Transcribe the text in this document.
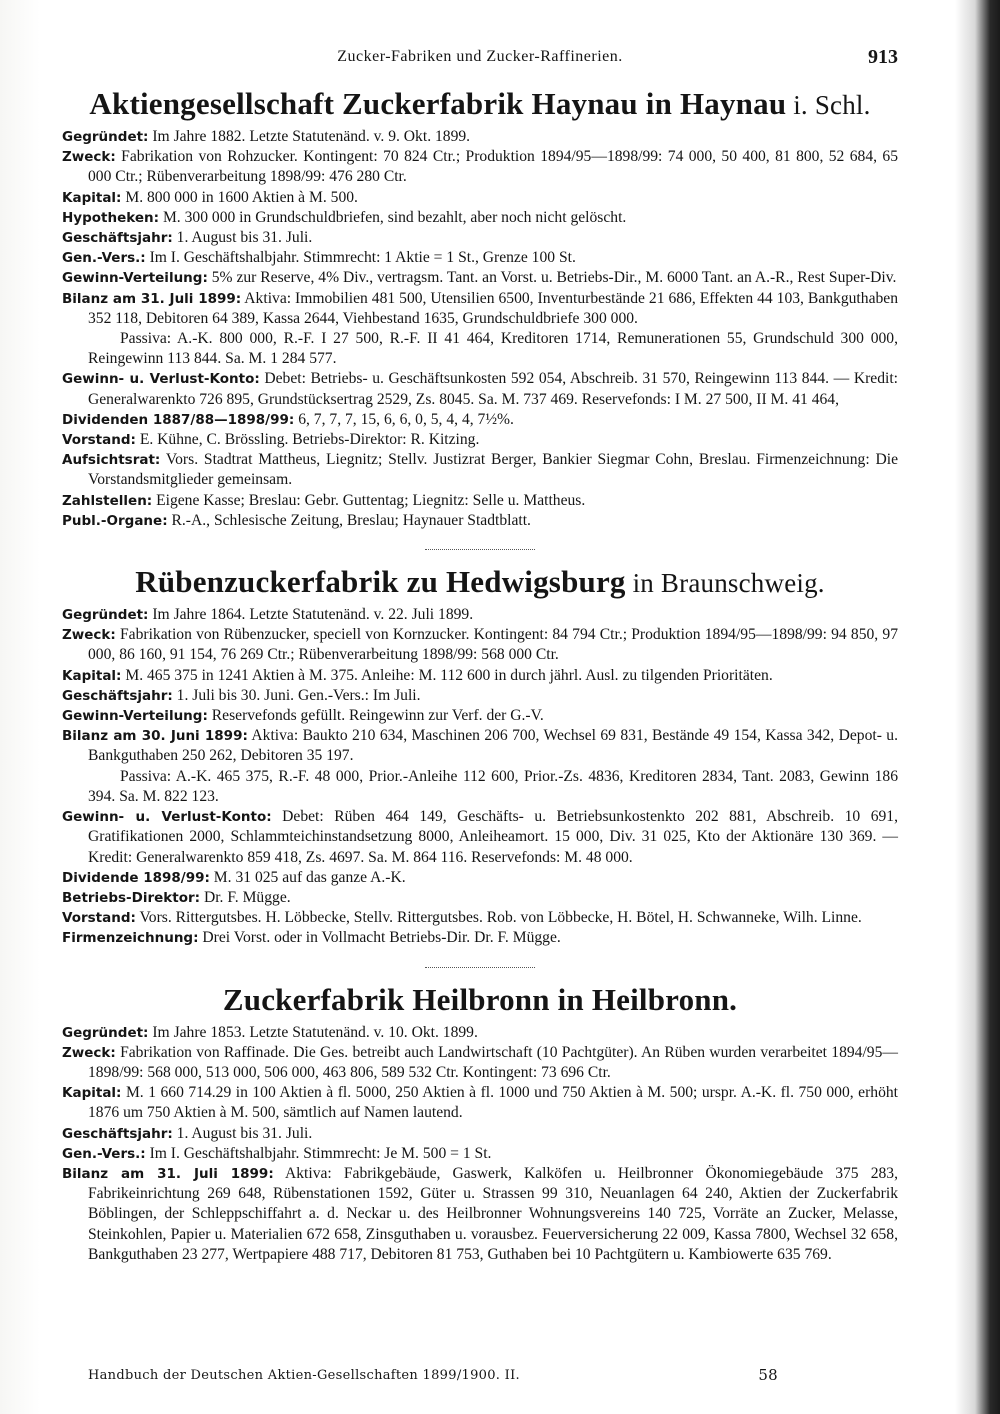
Zucker-Fabriken und Zucker-Raffinerien.	913
Aktiengesellschaft Zuckerfabrik Haynau in Haynau i. Schl.
Gegründet: Im Jahre 1882. Letzte Statutenänd. v. 9. Okt. 1899.
Zweck: Fabrikation von Rohzucker. Kontingent: 70 824 Ctr.; Produktion 1894/95—1898/99: 74 000, 50 400, 81 800, 52 684, 65 000 Ctr.; Rübenverarbeitung 1898/99: 476 280 Ctr.
Kapital: M. 800 000 in 1600 Aktien à M. 500.
Hypotheken: M. 300 000 in Grundschuldbriefen, sind bezahlt, aber noch nicht gelöscht.
Geschäftsjahr: 1. August bis 31. Juli.
Gen.-Vers.: Im I. Geschäftshalbjahr. Stimmrecht: 1 Aktie = 1 St., Grenze 100 St.
Gewinn-Verteilung: 5% zur Reserve, 4% Div., vertragsm. Tant. an Vorst. u. Betriebs-Dir., M. 6000 Tant. an A.-R., Rest Super-Div.
Bilanz am 31. Juli 1899: Aktiva: Immobilien 481 500, Utensilien 6500, Inventurbestände 21 686, Effekten 44 103, Bankguthaben 352 118, Debitoren 64 389, Kassa 2644, Viehbestand 1635, Grundschuldbriefe 300 000.
Passiva: A.-K. 800 000, R.-F. I 27 500, R.-F. II 41 464, Kreditoren 1714, Remunerationen 55, Grundschuld 300 000, Reingewinn 113 844. Sa. M. 1 284 577.
Gewinn- u. Verlust-Konto: Debet: Betriebs- u. Geschäftsunkosten 592 054, Abschreib. 31 570, Reingewinn 113 844. — Kredit: Generalwarenkto 726 895, Grundstücksertrag 2529, Zs. 8045. Sa. M. 737 469. Reservefonds: I M. 27 500, II M. 41 464,
Dividenden 1887/88—1898/99: 6, 7, 7, 7, 15, 6, 6, 0, 5, 4, 4, 7½%.
Vorstand: E. Kühne, C. Brössling. Betriebs-Direktor: R. Kitzing.
Aufsichtsrat: Vors. Stadtrat Mattheus, Liegnitz; Stellv. Justizrat Berger, Bankier Siegmar Cohn, Breslau. Firmenzeichnung: Die Vorstandsmitglieder gemeinsam.
Zahlstellen: Eigene Kasse; Breslau: Gebr. Guttentag; Liegnitz: Selle u. Mattheus.
Publ.-Organe: R.-A., Schlesische Zeitung, Breslau; Haynauer Stadtblatt.
Rübenzuckerfabrik zu Hedwigsburg in Braunschweig.
Gegründet: Im Jahre 1864. Letzte Statutenänd. v. 22. Juli 1899.
Zweck: Fabrikation von Rübenzucker, speciell von Kornzucker. Kontingent: 84 794 Ctr.; Produktion 1894/95—1898/99: 94 850, 97 000, 86 160, 91 154, 76 269 Ctr.; Rübenverarbeitung 1898/99: 568 000 Ctr.
Kapital: M. 465 375 in 1241 Aktien à M. 375. Anleihe: M. 112 600 in durch jährl. Ausl. zu tilgenden Prioritäten.
Geschäftsjahr: 1. Juli bis 30. Juni. Gen.-Vers.: Im Juli.
Gewinn-Verteilung: Reservefonds gefüllt. Reingewinn zur Verf. der G.-V.
Bilanz am 30. Juni 1899: Aktiva: Baukto 210 634, Maschinen 206 700, Wechsel 69 831, Bestände 49 154, Kassa 342, Depot- u. Bankguthaben 250 262, Debitoren 35 197.
Passiva: A.-K. 465 375, R.-F. 48 000, Prior.-Anleihe 112 600, Prior.-Zs. 4836, Kreditoren 2834, Tant. 2083, Gewinn 186 394. Sa. M. 822 123.
Gewinn- u. Verlust-Konto: Debet: Rüben 464 149, Geschäfts- u. Betriebsunkostenkto 202 881, Abschreib. 10 691, Gratifikationen 2000, Schlammteichinstandsetzung 8000, Anleiheamort. 15 000, Div. 31 025, Kto der Aktionäre 130 369. — Kredit: Generalwarenkto 859 418, Zs. 4697. Sa. M. 864 116. Reservefonds: M. 48 000.
Dividende 1898/99: M. 31 025 auf das ganze A.-K.
Betriebs-Direktor: Dr. F. Mügge.
Vorstand: Vors. Rittergutsbes. H. Löbbecke, Stellv. Rittergutsbes. Rob. von Löbbecke, H. Bötel, H. Schwanneke, Wilh. Linne.
Firmenzeichnung: Drei Vorst. oder in Vollmacht Betriebs-Dir. Dr. F. Mügge.
Zuckerfabrik Heilbronn in Heilbronn.
Gegründet: Im Jahre 1853. Letzte Statutenänd. v. 10. Okt. 1899.
Zweck: Fabrikation von Raffinade. Die Ges. betreibt auch Landwirtschaft (10 Pachtgüter). An Rüben wurden verarbeitet 1894/95—1898/99: 568 000, 513 000, 506 000, 463 806, 589 532 Ctr. Kontingent: 73 696 Ctr.
Kapital: M. 1 660 714.29 in 100 Aktien à fl. 5000, 250 Aktien à fl. 1000 und 750 Aktien à M. 500; urspr. A.-K. fl. 750 000, erhöht 1876 um 750 Aktien à M. 500, sämtlich auf Namen lautend.
Geschäftsjahr: 1. August bis 31. Juli.
Gen.-Vers.: Im I. Geschäftshalbjahr. Stimmrecht: Je M. 500 = 1 St.
Bilanz am 31. Juli 1899: Aktiva: Fabrikgebäude, Gaswerk, Kalköfen u. Heilbronner Ökonomiegebäude 375 283, Fabrikeinrichtung 269 648, Rübenstationen 1592, Güter u. Strassen 99 310, Neuanlagen 64 240, Aktien der Zuckerfabrik Böblingen, der Schleppschiffahrt a. d. Neckar u. des Heilbronner Wohnungsvereins 140 725, Vorräte an Zucker, Melasse, Steinkohlen, Papier u. Materialien 672 658, Zinsguthaben u. vorausbez. Feuerversicherung 22 009, Kassa 7800, Wechsel 32 658, Bankguthaben 23 277, Wertpapiere 488 717, Debitoren 81 753, Guthaben bei 10 Pachtgütern u. Kambiowerte 635 769.
Handbuch der Deutschen Aktien-Gesellschaften 1899/1900. II.	58
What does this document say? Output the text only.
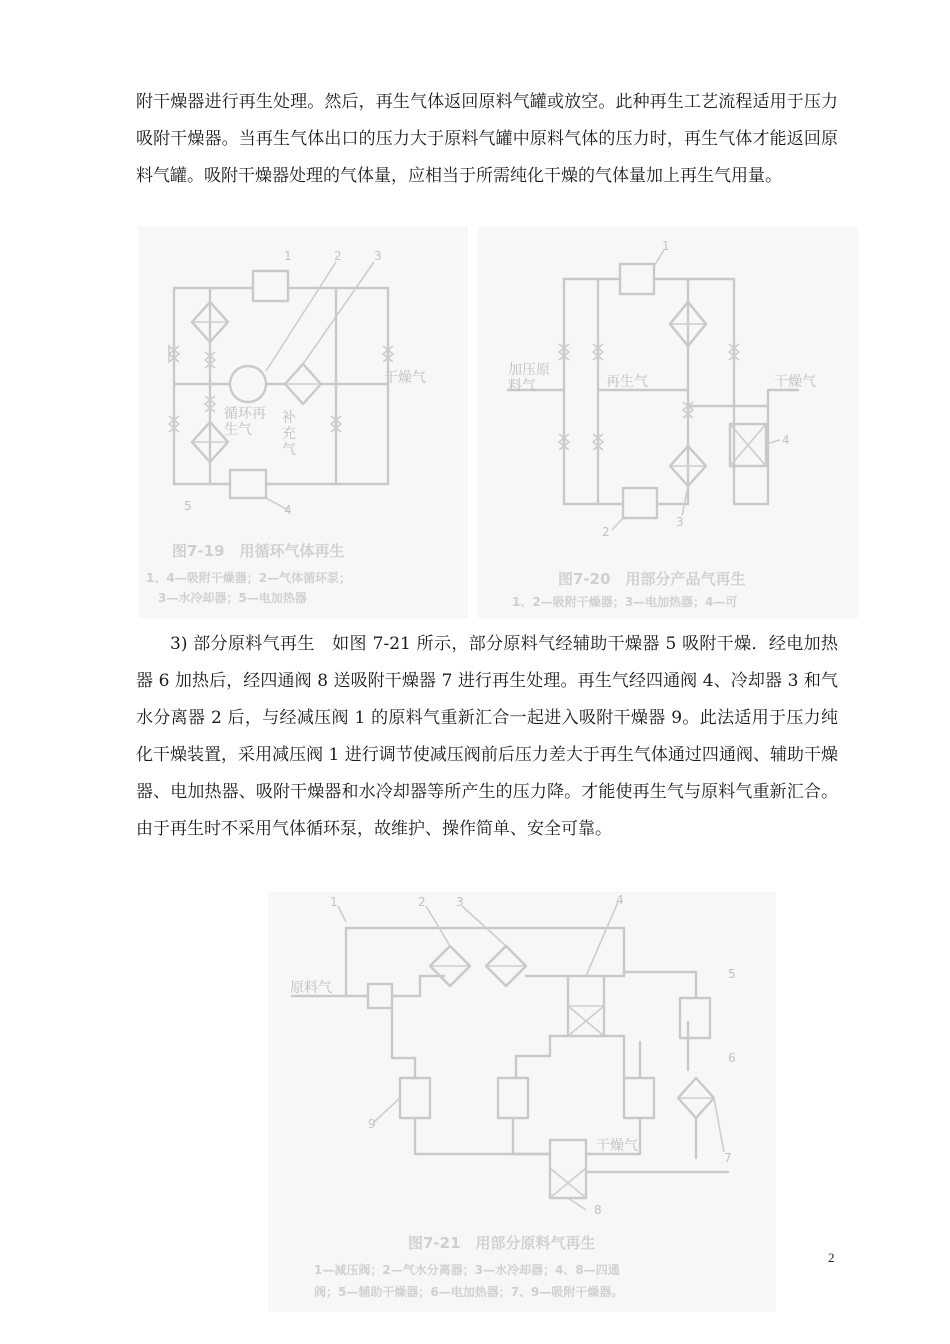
附干燥器进行再生处理。然后，再生气体返回原料气罐或放空。此种再生工艺流程适用于压力吸附干燥器。当再生气体出口的压力大于原料气罐中原料气体的压力时，再生气体才能返回原料气罐。吸附干燥器处理的气体量，应相当于所需纯化干燥的气体量加上再生气用量。

1	2	3
4
5
干燥气
循环再
生气
补
充
气
图7-19　用循环气体再生
1、4—吸附干燥器；2—气体循环泵；
3—水冷却器；5—电加热器
1
2
3
4
加压原
料气	再生气	干燥气
图7-20　用部分产品气再生
1、2—吸附干燥器；3—电加热器；4—可

3) 部分原料气再生　如图 7-21 所示，部分原料气经辅助干燥器 5 吸附干燥．经电加热器 6 加热后，经四通阀 8 送吸附干燥器 7 进行再生处理。再生气经四通阀 4、冷却器 3 和气水分离器 2 后，与经减压阀 1 的原料气重新汇合一起进入吸附干燥器 9。此法适用于压力纯化干燥装置，采用减压阀 1 进行调节使减压阀前后压力差大于再生气体通过四通阀、辅助干燥器、电加热器、吸附干燥器和水冷却器等所产生的压力降。才能使再生气与原料气重新汇合。由于再生时不采用气体循环泵，故维护、操作简单、安全可靠。

1	2	3	4
5
6
7
8
9
原料气
干燥气
图7-21　用部分原料气再生
1—减压阀；2—气水分离器；3—水冷却器；4、8—四通
阀；5—辅助干燥器；6—电加热器；7、9—吸附干燥器。
2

> [WRITTEN TASK]: Write out each entry exactly as given, but skip the pictures.

> [OUTPUT OF THE TASK]:
Transcribe the text in this document.
Zucker-Fabriken und Zucker-Raffinerien.	913
Aktiengesellschaft Zuckerfabrik Haynau in Haynau i. Schl.
Gegründet: Im Jahre 1882. Letzte Statutenänd. v. 9. Okt. 1899.
Zweck: Fabrikation von Rohzucker. Kontingent: 70 824 Ctr.; Produktion 1894/95—1898/99: 74 000, 50 400, 81 800, 52 684, 65 000 Ctr.; Rübenverarbeitung 1898/99: 476 280 Ctr.
Kapital: M. 800 000 in 1600 Aktien à M. 500.
Hypotheken: M. 300 000 in Grundschuldbriefen, sind bezahlt, aber noch nicht gelöscht.
Geschäftsjahr: 1. August bis 31. Juli.
Gen.-Vers.: Im I. Geschäftshalbjahr. Stimmrecht: 1 Aktie = 1 St., Grenze 100 St.
Gewinn-Verteilung: 5% zur Reserve, 4% Div., vertragsm. Tant. an Vorst. u. Betriebs-Dir., M. 6000 Tant. an A.-R., Rest Super-Div.
Bilanz am 31. Juli 1899: Aktiva: Immobilien 481 500, Utensilien 6500, Inventurbestände 21 686, Effekten 44 103, Bankguthaben 352 118, Debitoren 64 389, Kassa 2644, Viehbestand 1635, Grundschuldbriefe 300 000.
Passiva: A.-K. 800 000, R.-F. I 27 500, R.-F. II 41 464, Kreditoren 1714, Remunerationen 55, Grundschuld 300 000, Reingewinn 113 844. Sa. M. 1 284 577.
Gewinn- u. Verlust-Konto: Debet: Betriebs- u. Geschäftsunkosten 592 054, Abschreib. 31 570, Reingewinn 113 844. — Kredit: Generalwarenkto 726 895, Grundstücksertrag 2529, Zs. 8045. Sa. M. 737 469. Reservefonds: I M. 27 500, II M. 41 464,
Dividenden 1887/88—1898/99: 6, 7, 7, 7, 15, 6, 6, 0, 5, 4, 4, 7½%.
Vorstand: E. Kühne, C. Brössling. Betriebs-Direktor: R. Kitzing.
Aufsichtsrat: Vors. Stadtrat Mattheus, Liegnitz; Stellv. Justizrat Berger, Bankier Siegmar Cohn, Breslau. Firmenzeichnung: Die Vorstandsmitglieder gemeinsam.
Zahlstellen: Eigene Kasse; Breslau: Gebr. Guttentag; Liegnitz: Selle u. Mattheus.
Publ.-Organe: R.-A., Schlesische Zeitung, Breslau; Haynauer Stadtblatt.
Rübenzuckerfabrik zu Hedwigsburg in Braunschweig.
Gegründet: Im Jahre 1864. Letzte Statutenänd. v. 22. Juli 1899.
Zweck: Fabrikation von Rübenzucker, speciell von Kornzucker. Kontingent: 84 794 Ctr.; Produktion 1894/95—1898/99: 94 850, 97 000, 86 160, 91 154, 76 269 Ctr.; Rübenverarbeitung 1898/99: 568 000 Ctr.
Kapital: M. 465 375 in 1241 Aktien à M. 375. Anleihe: M. 112 600 in durch jährl. Ausl. zu tilgenden Prioritäten.
Geschäftsjahr: 1. Juli bis 30. Juni. Gen.-Vers.: Im Juli.
Gewinn-Verteilung: Reservefonds gefüllt. Reingewinn zur Verf. der G.-V.
Bilanz am 30. Juni 1899: Aktiva: Baukto 210 634, Maschinen 206 700, Wechsel 69 831, Bestände 49 154, Kassa 342, Depot- u. Bankguthaben 250 262, Debitoren 35 197.
Passiva: A.-K. 465 375, R.-F. 48 000, Prior.-Anleihe 112 600, Prior.-Zs. 4836, Kreditoren 2834, Tant. 2083, Gewinn 186 394. Sa. M. 822 123.
Gewinn- u. Verlust-Konto: Debet: Rüben 464 149, Geschäfts- u. Betriebsunkostenkto 202 881, Abschreib. 10 691, Gratifikationen 2000, Schlammteichinstandsetzung 8000, Anleiheamort. 15 000, Div. 31 025, Kto der Aktionäre 130 369. — Kredit: Generalwarenkto 859 418, Zs. 4697. Sa. M. 864 116. Reservefonds: M. 48 000.
Dividende 1898/99: M. 31 025 auf das ganze A.-K.
Betriebs-Direktor: Dr. F. Mügge.
Vorstand: Vors. Rittergutsbes. H. Löbbecke, Stellv. Rittergutsbes. Rob. von Löbbecke, H. Bötel, H. Schwanneke, Wilh. Linne.
Firmenzeichnung: Drei Vorst. oder in Vollmacht Betriebs-Dir. Dr. F. Mügge.
Zuckerfabrik Heilbronn in Heilbronn.
Gegründet: Im Jahre 1853. Letzte Statutenänd. v. 10. Okt. 1899.
Zweck: Fabrikation von Raffinade. Die Ges. betreibt auch Landwirtschaft (10 Pachtgüter). An Rüben wurden verarbeitet 1894/95—1898/99: 568 000, 513 000, 506 000, 463 806, 589 532 Ctr. Kontingent: 73 696 Ctr.
Kapital: M. 1 660 714.29 in 100 Aktien à fl. 5000, 250 Aktien à fl. 1000 und 750 Aktien à M. 500; urspr. A.-K. fl. 750 000, erhöht 1876 um 750 Aktien à M. 500, sämtlich auf Namen lautend.
Geschäftsjahr: 1. August bis 31. Juli.
Gen.-Vers.: Im I. Geschäftshalbjahr. Stimmrecht: Je M. 500 = 1 St.
Bilanz am 31. Juli 1899: Aktiva: Fabrikgebäude, Gaswerk, Kalköfen u. Heilbronner Ökonomiegebäude 375 283, Fabrikeinrichtung 269 648, Rübenstationen 1592, Güter u. Strassen 99 310, Neuanlagen 64 240, Aktien der Zuckerfabrik Böblingen, der Schleppschiffahrt a. d. Neckar u. des Heilbronner Wohnungsvereins 140 725, Vorräte an Zucker, Melasse, Steinkohlen, Papier u. Materialien 672 658, Zinsguthaben u. vorausbez. Feuerversicherung 22 009, Kassa 7800, Wechsel 32 658, Bankguthaben 23 277, Wertpapiere 488 717, Debitoren 81 753, Guthaben bei 10 Pachtgütern u. Kambiowerte 635 769.
Handbuch der Deutschen Aktien-Gesellschaften 1899/1900. II.	58
What does this document say? Output the text only.
附干燥器进行再生处理。然后，再生气体返回原料气罐或放空。此种再生工艺流程适用于压力吸附干燥器。当再生气体出口的压力大于原料气罐中原料气体的压力时，再生气体才能返回原料气罐。吸附干燥器处理的气体量，应相当于所需纯化干燥的气体量加上再生气用量。

1	2	3
4
5
干燥气
循环再
生气
补
充
气
图7-19　用循环气体再生
1、4—吸附干燥器；2—气体循环泵；
3—水冷却器；5—电加热器
1
2
3
4
加压原
料气	再生气	干燥气
图7-20　用部分产品气再生
1、2—吸附干燥器；3—电加热器；4—可

3) 部分原料气再生　如图 7-21 所示，部分原料气经辅助干燥器 5 吸附干燥．经电加热器 6 加热后，经四通阀 8 送吸附干燥器 7 进行再生处理。再生气经四通阀 4、冷却器 3 和气水分离器 2 后，与经减压阀 1 的原料气重新汇合一起进入吸附干燥器 9。此法适用于压力纯化干燥装置，采用减压阀 1 进行调节使减压阀前后压力差大于再生气体通过四通阀、辅助干燥器、电加热器、吸附干燥器和水冷却器等所产生的压力降。才能使再生气与原料气重新汇合。由于再生时不采用气体循环泵，故维护、操作简单、安全可靠。

1	2	3	4
5
6
7
8
9
原料气
干燥气
图7-21　用部分原料气再生
1—减压阀；2—气水分离器；3—水冷却器；4、8—四通
阀；5—辅助干燥器；6—电加热器；7、9—吸附干燥器。
2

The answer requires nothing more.